#### REQUIREMENTS:
Copy each line that has the string "математических" somewhere in it.

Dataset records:

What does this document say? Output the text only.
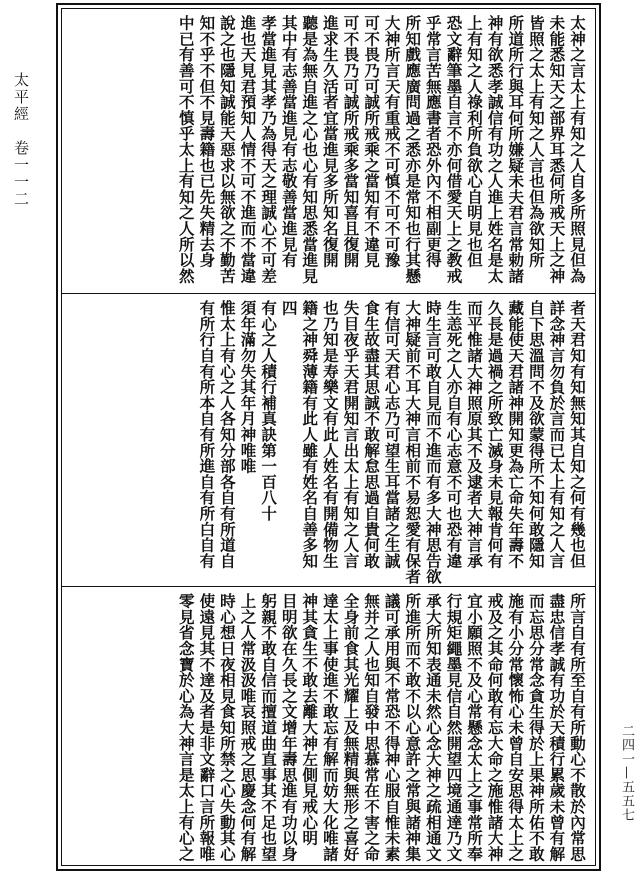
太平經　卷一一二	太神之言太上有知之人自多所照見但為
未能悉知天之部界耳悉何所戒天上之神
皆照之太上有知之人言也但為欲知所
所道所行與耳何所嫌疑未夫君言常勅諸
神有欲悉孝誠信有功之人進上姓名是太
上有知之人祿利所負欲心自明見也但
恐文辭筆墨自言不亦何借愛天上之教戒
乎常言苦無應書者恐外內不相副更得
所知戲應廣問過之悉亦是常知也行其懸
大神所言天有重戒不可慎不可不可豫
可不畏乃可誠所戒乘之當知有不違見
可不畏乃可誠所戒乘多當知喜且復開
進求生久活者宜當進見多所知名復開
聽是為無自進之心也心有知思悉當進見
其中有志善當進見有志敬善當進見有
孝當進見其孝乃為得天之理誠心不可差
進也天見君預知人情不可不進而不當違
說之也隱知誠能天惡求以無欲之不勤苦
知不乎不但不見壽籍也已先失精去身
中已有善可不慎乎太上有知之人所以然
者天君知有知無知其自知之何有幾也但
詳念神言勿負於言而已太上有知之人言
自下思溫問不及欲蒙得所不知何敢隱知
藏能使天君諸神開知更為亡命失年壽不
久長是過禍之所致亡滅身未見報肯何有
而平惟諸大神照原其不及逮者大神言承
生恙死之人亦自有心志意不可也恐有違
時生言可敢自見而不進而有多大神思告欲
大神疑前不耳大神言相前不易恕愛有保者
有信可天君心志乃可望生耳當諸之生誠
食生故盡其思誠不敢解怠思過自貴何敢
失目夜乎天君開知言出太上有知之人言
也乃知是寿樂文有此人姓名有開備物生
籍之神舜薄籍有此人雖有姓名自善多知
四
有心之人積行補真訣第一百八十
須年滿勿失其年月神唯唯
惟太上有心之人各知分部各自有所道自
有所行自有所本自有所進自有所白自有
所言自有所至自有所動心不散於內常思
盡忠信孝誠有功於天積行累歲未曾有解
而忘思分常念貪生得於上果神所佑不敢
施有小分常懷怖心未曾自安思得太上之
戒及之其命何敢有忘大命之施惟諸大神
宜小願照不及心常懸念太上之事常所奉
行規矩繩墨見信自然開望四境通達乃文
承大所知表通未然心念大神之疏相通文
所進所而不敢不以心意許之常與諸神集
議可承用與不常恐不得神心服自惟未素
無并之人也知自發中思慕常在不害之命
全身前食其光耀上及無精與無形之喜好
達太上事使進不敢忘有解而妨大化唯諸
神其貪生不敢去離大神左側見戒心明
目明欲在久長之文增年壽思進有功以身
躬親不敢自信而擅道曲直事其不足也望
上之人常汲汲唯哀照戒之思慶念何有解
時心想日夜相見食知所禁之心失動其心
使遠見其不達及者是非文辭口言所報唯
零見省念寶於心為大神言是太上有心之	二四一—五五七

...

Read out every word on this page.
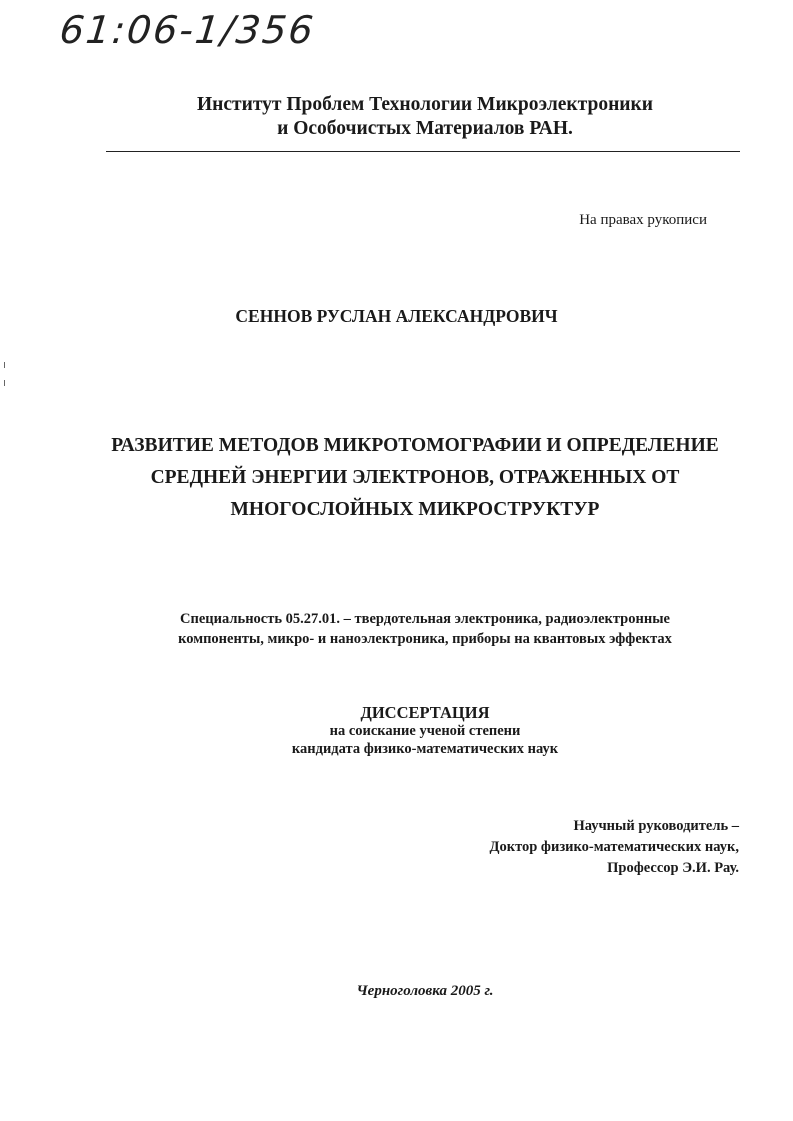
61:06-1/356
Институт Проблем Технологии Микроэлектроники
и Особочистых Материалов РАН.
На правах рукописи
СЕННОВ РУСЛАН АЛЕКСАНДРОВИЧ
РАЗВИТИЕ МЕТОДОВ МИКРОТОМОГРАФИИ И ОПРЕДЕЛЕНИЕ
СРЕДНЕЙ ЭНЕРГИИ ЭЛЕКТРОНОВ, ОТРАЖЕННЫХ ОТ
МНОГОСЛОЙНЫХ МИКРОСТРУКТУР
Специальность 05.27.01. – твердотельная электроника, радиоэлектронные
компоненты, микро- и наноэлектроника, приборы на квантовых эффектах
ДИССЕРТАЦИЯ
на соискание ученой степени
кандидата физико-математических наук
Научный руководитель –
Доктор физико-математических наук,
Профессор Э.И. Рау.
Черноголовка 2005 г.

* * *

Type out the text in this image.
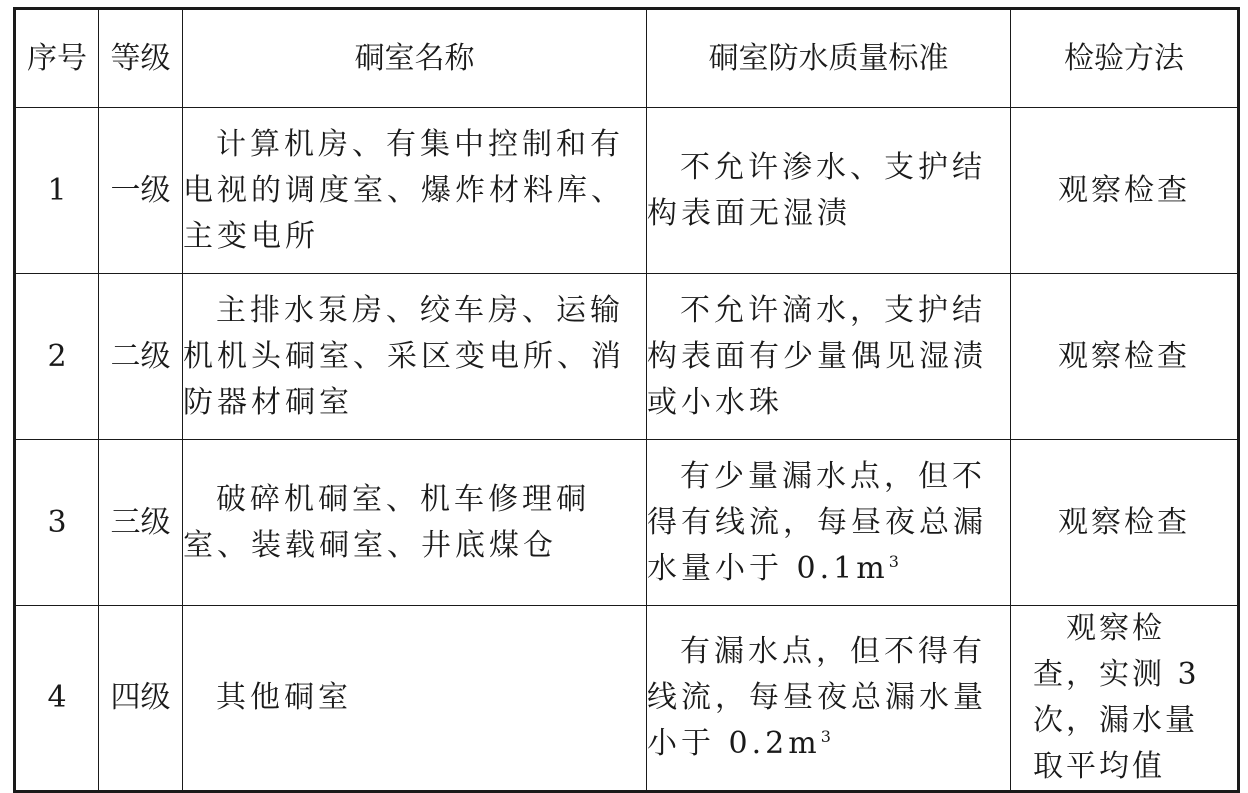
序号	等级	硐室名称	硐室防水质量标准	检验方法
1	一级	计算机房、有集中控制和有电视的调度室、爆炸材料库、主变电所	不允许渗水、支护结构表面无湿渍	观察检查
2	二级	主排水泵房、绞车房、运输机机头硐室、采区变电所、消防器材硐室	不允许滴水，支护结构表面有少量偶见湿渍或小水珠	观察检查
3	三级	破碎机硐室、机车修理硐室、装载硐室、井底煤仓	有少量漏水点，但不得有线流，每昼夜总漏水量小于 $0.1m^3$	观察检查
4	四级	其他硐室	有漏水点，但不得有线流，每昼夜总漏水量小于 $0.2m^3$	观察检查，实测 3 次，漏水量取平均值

#### THE SOLUTION:
кандидата физико-математических наук
Доктор физико-математических наук,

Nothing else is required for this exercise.